[<prev] [next>] [<thread-prev] [day] [month] [year] [list]
Message-ID: <20190620142918.GE9832@kroah.com>
Date: Thu, 20 Jun 2019 16:29:18 +0200
From: Greg KH <gregkh@...uxfoundation.org>
To: Michal Hocko <mhocko@...nel.org>
Cc: Stable tree <stable@...r.kernel.org>,
Jason Gunthorpe <jgg@...lanox.com>, linux-mm@...ck.org,
LKML <linux-kernel@...r.kernel.org>,
Andrea Arcangeli <aarcange@...hat.com>,
Jann Horn <jannh@...gle.com>, Oleg Nesterov <oleg@...hat.com>,
Peter Xu <peterx@...hat.com>,
Mike Rapoport <rppt@...ux.ibm.com>,
Michal Hocko <mhocko@...e.com>,
Andrew Morton <akpm@...ux-foundation.org>,
Linus Torvalds <torvalds@...ux-foundation.org>,
Joel Fernandes <joel@...lfernandes.org>
Subject: Re: [PATCH stable-4.4 v3] coredump: fix race condition between
mmget_not_zero()/get_task_mm() and core dumping
On Mon, Jun 17, 2019 at 08:58:24AM +0200, Michal Hocko wrote:
> From: Andrea Arcangeli <aarcange@...hat.com>
>
> Upstream 04f5866e41fb70690e28397487d8bd8eea7d712a commit.

■ Recorded information:
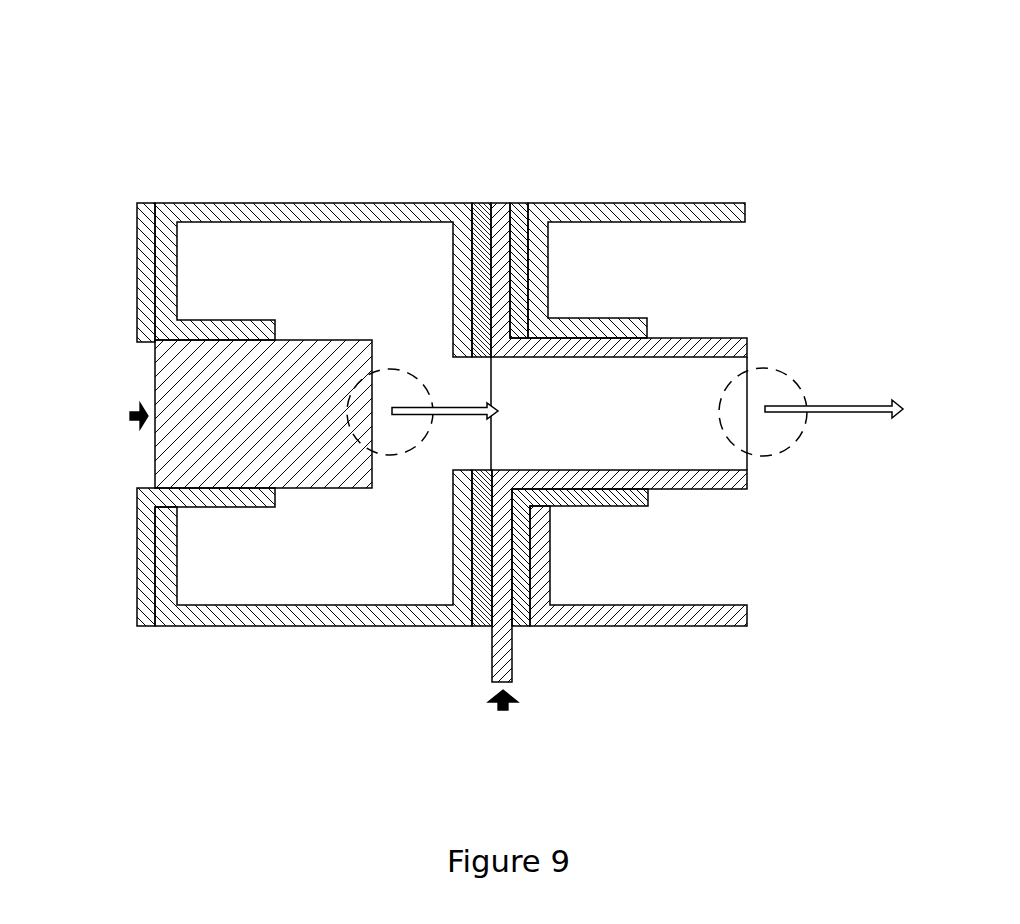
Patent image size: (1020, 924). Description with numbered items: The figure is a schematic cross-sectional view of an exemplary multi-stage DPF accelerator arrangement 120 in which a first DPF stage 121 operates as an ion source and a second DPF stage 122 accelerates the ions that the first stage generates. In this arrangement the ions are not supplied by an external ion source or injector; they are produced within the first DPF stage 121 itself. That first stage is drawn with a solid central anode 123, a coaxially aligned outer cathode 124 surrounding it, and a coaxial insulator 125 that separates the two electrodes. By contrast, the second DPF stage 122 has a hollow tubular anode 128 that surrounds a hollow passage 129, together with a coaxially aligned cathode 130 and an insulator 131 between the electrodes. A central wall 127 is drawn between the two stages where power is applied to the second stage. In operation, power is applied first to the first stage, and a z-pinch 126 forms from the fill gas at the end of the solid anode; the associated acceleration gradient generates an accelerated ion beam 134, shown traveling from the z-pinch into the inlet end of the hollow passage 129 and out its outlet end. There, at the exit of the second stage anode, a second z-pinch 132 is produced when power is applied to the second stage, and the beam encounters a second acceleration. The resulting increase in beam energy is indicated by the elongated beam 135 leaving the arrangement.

The multi-stage DPF accelerator arrangement 120 is at (443, 98).
The first DPF stage 121 is at (477, 177).
The second DPF stage 122 is at (747, 177).
The solid central anode 123 is at (320, 490).
The outer cathode 124 is at (310, 627).
The coaxial insulator 125 is at (137, 552).
The z-pinch 126 is at (381, 370).
The center wall 127 is at (480, 627).
The hollow tubular anode 128 is at (697, 489).
The hollow passage 129 is at (649, 422).
The cathode 130 is at (620, 627).
The insulator 131 is at (613, 506).
The z-pinch 132 is at (767, 367).
The accelerated ion beam 134 is at (468, 407).
The elongated beam 135 is at (876, 403).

■ Problem requirements:
Answer these from the mailing list message above:
1. Who sent the message, and on what date?
2. Which stable kernel version is the patch in the subject line for?
3. What upstream commit does the quoted text give?

■ Task output:
1. Greg KH, on Thursday, June 20, 2019.
2. Version 4.4 (stable-4.4).
3. 04f5866e41fb70690e28397487d8bd8eea7d712a